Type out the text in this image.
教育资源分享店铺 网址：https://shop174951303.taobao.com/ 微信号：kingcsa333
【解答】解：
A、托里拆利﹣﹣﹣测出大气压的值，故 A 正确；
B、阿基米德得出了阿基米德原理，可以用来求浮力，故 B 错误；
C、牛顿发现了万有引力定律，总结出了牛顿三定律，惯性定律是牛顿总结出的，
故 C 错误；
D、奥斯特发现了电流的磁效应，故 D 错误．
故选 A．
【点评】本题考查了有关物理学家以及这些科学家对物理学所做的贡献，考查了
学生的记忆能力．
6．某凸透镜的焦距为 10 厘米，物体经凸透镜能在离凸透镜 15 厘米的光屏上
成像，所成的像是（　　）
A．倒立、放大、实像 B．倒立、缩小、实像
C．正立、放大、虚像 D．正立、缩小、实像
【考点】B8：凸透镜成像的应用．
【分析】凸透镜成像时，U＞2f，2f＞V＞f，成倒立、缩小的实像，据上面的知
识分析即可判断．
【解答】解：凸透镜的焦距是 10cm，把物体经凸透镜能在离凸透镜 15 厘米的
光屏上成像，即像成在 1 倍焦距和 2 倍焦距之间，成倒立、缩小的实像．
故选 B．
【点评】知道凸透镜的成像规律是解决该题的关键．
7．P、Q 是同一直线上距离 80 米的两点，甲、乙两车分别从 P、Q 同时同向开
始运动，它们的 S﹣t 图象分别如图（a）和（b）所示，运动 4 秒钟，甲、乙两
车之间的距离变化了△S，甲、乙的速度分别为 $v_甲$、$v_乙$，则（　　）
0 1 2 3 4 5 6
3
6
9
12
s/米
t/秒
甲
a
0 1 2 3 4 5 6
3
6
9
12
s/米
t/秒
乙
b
######
Find all lines with "缩小的实像" in them and copy each one.

• **TASK RESPONSE**:
【分析】凸透镜成像时，U＞2f，2f＞V＞f，成倒立、缩小的实像，据上面的知
光屏上成像，即像成在 1 倍焦距和 2 倍焦距之间，成倒立、缩小的实像．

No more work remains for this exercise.